Input.
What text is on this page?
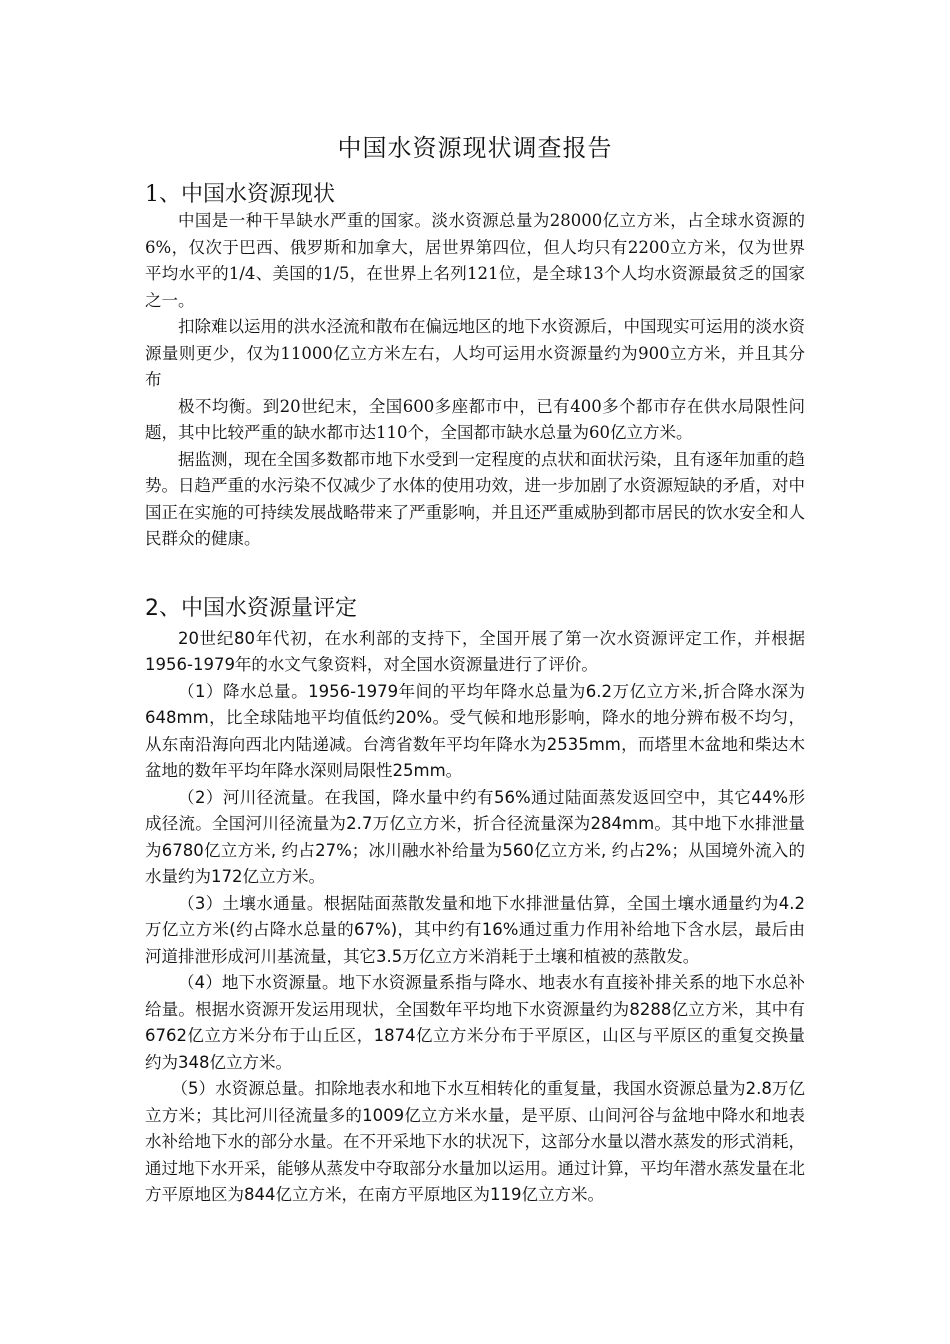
中国水资源现状调查报告
1、中国水资源现状

中国是一种干旱缺水严重的国家。淡水资源总量为28000亿立方米，占全球水资源的6%，仅次于巴西、俄罗斯和加拿大，居世界第四位，但人均只有2200立方米，仅为世界平均水平的1/4、美国的1/5，在世界上名列121位，是全球13个人均水资源最贫乏的国家之一。

扣除难以运用的洪水泾流和散布在偏远地区的地下水资源后，中国现实可运用的淡水资源量则更少，仅为11000亿立方米左右，人均可运用水资源量约为900立方米，并且其分布

极不均衡。到20世纪末，全国600多座都市中，已有400多个都市存在供水局限性问题，其中比较严重的缺水都市达110个，全国都市缺水总量为60亿立方米。

据监测，现在全国多数都市地下水受到一定程度的点状和面状污染，且有逐年加重的趋势。日趋严重的水污染不仅减少了水体的使用功效，进一步加剧了水资源短缺的矛盾，对中国正在实施的可持续发展战略带来了严重影响，并且还严重威胁到都市居民的饮水安全和人民群众的健康。

2、中国水资源量评定

20世纪80年代初，在水利部的支持下，全国开展了第一次水资源评定工作，并根据1956-1979年的水文气象资料，对全国水资源量进行了评价。

（1）降水总量。1956-1979年间的平均年降水总量为6.2万亿立方米,折合降水深为648mm，比全球陆地平均值低约20%。受气候和地形影响，降水的地分辨布极不均匀，从东南沿海向西北内陆递减。台湾省数年平均年降水为2535mm，而塔里木盆地和柴达木盆地的数年平均年降水深则局限性25mm。

（2）河川径流量。在我国，降水量中约有56%通过陆面蒸发返回空中，其它44%形成径流。全国河川径流量为2.7万亿立方米，折合径流量深为284mm。其中地下水排泄量为6780亿立方米, 约占27%；冰川融水补给量为560亿立方米, 约占2%；从国境外流入的水量约为172亿立方米。

（3）土壤水通量。根据陆面蒸散发量和地下水排泄量估算，全国土壤水通量约为4.2万亿立方米(约占降水总量的67%)，其中约有16%通过重力作用补给地下含水层，最后由河道排泄形成河川基流量，其它3.5万亿立方米消耗于土壤和植被的蒸散发。

（4）地下水资源量。地下水资源量系指与降水、地表水有直接补排关系的地下水总补给量。根据水资源开发运用现状，全国数年平均地下水资源量约为8288亿立方米，其中有6762亿立方米分布于山丘区，1874亿立方米分布于平原区，山区与平原区的重复交换量约为348亿立方米。

（5）水资源总量。扣除地表水和地下水互相转化的重复量，我国水资源总量为2.8万亿立方米；其比河川径流量多的1009亿立方米水量，是平原、山间河谷与盆地中降水和地表水补给地下水的部分水量。在不开采地下水的状况下，这部分水量以潜水蒸发的形式消耗，通过地下水开采，能够从蒸发中夺取部分水量加以运用。通过计算，平均年潜水蒸发量在北方平原地区为844亿立方米，在南方平原地区为119亿立方米。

Problem statement. Reproduce the entries above exactly. Do not include the images.

Exercise response.
What text is on this page?
中国水资源现状调查报告
1、中国水资源现状

中国是一种干旱缺水严重的国家。淡水资源总量为28000亿立方米，占全球水资源的6%，仅次于巴西、俄罗斯和加拿大，居世界第四位，但人均只有2200立方米，仅为世界平均水平的1/4、美国的1/5，在世界上名列121位，是全球13个人均水资源最贫乏的国家之一。

扣除难以运用的洪水泾流和散布在偏远地区的地下水资源后，中国现实可运用的淡水资源量则更少，仅为11000亿立方米左右，人均可运用水资源量约为900立方米，并且其分布

极不均衡。到20世纪末，全国600多座都市中，已有400多个都市存在供水局限性问题，其中比较严重的缺水都市达110个，全国都市缺水总量为60亿立方米。

据监测，现在全国多数都市地下水受到一定程度的点状和面状污染，且有逐年加重的趋势。日趋严重的水污染不仅减少了水体的使用功效，进一步加剧了水资源短缺的矛盾，对中国正在实施的可持续发展战略带来了严重影响，并且还严重威胁到都市居民的饮水安全和人民群众的健康。

2、中国水资源量评定

20世纪80年代初，在水利部的支持下，全国开展了第一次水资源评定工作，并根据1956-1979年的水文气象资料，对全国水资源量进行了评价。

（1）降水总量。1956-1979年间的平均年降水总量为6.2万亿立方米,折合降水深为648mm，比全球陆地平均值低约20%。受气候和地形影响，降水的地分辨布极不均匀，从东南沿海向西北内陆递减。台湾省数年平均年降水为2535mm，而塔里木盆地和柴达木盆地的数年平均年降水深则局限性25mm。

（2）河川径流量。在我国，降水量中约有56%通过陆面蒸发返回空中，其它44%形成径流。全国河川径流量为2.7万亿立方米，折合径流量深为284mm。其中地下水排泄量为6780亿立方米, 约占27%；冰川融水补给量为560亿立方米, 约占2%；从国境外流入的水量约为172亿立方米。

（3）土壤水通量。根据陆面蒸散发量和地下水排泄量估算，全国土壤水通量约为4.2万亿立方米(约占降水总量的67%)，其中约有16%通过重力作用补给地下含水层，最后由河道排泄形成河川基流量，其它3.5万亿立方米消耗于土壤和植被的蒸散发。

（4）地下水资源量。地下水资源量系指与降水、地表水有直接补排关系的地下水总补给量。根据水资源开发运用现状，全国数年平均地下水资源量约为8288亿立方米，其中有6762亿立方米分布于山丘区，1874亿立方米分布于平原区，山区与平原区的重复交换量约为348亿立方米。

（5）水资源总量。扣除地表水和地下水互相转化的重复量，我国水资源总量为2.8万亿立方米；其比河川径流量多的1009亿立方米水量，是平原、山间河谷与盆地中降水和地表水补给地下水的部分水量。在不开采地下水的状况下，这部分水量以潜水蒸发的形式消耗，通过地下水开采，能够从蒸发中夺取部分水量加以运用。通过计算，平均年潜水蒸发量在北方平原地区为844亿立方米，在南方平原地区为119亿立方米。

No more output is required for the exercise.